# DIRECTIONS FOR THIS TASK
Output each line of the material exactly as it stands.

(begin)

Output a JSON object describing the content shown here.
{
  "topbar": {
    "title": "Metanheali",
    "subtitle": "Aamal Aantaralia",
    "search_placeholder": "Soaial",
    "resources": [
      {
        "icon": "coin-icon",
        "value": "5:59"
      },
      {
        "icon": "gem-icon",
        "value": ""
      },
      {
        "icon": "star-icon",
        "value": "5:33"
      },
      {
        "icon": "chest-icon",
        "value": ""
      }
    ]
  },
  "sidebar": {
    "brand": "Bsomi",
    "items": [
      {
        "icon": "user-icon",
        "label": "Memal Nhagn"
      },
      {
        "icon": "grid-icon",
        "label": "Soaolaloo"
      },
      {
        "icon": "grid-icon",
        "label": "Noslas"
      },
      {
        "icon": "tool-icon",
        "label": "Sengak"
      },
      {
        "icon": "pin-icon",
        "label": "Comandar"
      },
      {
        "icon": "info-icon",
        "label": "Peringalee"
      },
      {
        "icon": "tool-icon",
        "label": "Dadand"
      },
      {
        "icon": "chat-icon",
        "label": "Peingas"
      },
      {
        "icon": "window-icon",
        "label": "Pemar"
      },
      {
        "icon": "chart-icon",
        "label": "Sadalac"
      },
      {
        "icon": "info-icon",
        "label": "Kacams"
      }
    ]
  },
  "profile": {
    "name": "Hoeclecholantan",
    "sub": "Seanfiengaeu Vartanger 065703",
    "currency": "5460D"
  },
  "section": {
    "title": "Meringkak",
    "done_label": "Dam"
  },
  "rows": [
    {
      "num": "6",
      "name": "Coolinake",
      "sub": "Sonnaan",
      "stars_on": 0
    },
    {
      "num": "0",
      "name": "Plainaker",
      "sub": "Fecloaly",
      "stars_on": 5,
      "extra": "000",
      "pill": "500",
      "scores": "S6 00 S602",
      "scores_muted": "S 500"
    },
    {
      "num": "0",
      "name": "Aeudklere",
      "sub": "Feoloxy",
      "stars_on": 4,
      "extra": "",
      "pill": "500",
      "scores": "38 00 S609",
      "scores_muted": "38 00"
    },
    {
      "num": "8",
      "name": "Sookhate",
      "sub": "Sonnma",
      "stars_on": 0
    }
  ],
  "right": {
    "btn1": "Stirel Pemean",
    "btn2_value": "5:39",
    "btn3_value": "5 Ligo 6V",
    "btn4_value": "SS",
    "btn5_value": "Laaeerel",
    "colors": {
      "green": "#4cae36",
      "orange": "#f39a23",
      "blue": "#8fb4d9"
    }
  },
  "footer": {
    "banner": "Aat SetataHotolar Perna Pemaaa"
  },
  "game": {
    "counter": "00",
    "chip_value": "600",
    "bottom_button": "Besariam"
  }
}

(end)

# RESPONSE FOR THIS EXERCISE
Output a JSON object describing the content shown here.
{
  "topbar": {
    "title": "Metanheali",
    "subtitle": "Aamal Aantaralia",
    "search_placeholder": "Soaial",
    "resources": [
      {
        "icon": "coin-icon",
        "value": "5:59"
      },
      {
        "icon": "gem-icon",
        "value": ""
      },
      {
        "icon": "star-icon",
        "value": "5:33"
      },
      {
        "icon": "chest-icon",
        "value": ""
      }
    ]
  },
  "sidebar": {
    "brand": "Bsomi",
    "items": [
      {
        "icon": "user-icon",
        "label": "Memal Nhagn"
      },
      {
        "icon": "grid-icon",
        "label": "Soaolaloo"
      },
      {
        "icon": "grid-icon",
        "label": "Noslas"
      },
      {
        "icon": "tool-icon",
        "label": "Sengak"
      },
      {
        "icon": "pin-icon",
        "label": "Comandar"
      },
      {
        "icon": "info-icon",
        "label": "Peringalee"
      },
      {
        "icon": "tool-icon",
        "label": "Dadand"
      },
      {
        "icon": "chat-icon",
        "label": "Peingas"
      },
      {
        "icon": "window-icon",
        "label": "Pemar"
      },
      {
        "icon": "chart-icon",
        "label": "Sadalac"
      },
      {
        "icon": "info-icon",
        "label": "Kacams"
      }
    ]
  },
  "profile": {
    "name": "Hoeclecholantan",
    "sub": "Seanfiengaeu Vartanger 065703",
    "currency": "5460D"
  },
  "section": {
    "title": "Meringkak",
    "done_label": "Dam"
  },
  "rows": [
    {
      "num": "6",
      "name": "Coolinake",
      "sub": "Sonnaan",
      "stars_on": 0
    },
    {
      "num": "0",
      "name": "Plainaker",
      "sub": "Fecloaly",
      "stars_on": 5,
      "extra": "000",
      "pill": "500",
      "scores": "S6 00 S602",
      "scores_muted": "S 500"
    },
    {
      "num": "0",
      "name": "Aeudklere",
      "sub": "Feoloxy",
      "stars_on": 4,
      "extra": "",
      "pill": "500",
      "scores": "38 00 S609",
      "scores_muted": "38 00"
    },
    {
      "num": "8",
      "name": "Sookhate",
      "sub": "Sonnma",
      "stars_on": 0
    }
  ],
  "right": {
    "btn1": "Stirel Pemean",
    "btn2_value": "5:39",
    "btn3_value": "5 Ligo 6V",
    "btn4_value": "SS",
    "btn5_value": "Laaeerel",
    "colors": {
      "green": "#4cae36",
      "orange": "#f39a23",
      "blue": "#8fb4d9"
    }
  },
  "footer": {
    "banner": "Aat SetataHotolar Perna Pemaaa"
  },
  "game": {
    "counter": "00",
    "chip_value": "600",
    "bottom_button": "Besariam"
  }
}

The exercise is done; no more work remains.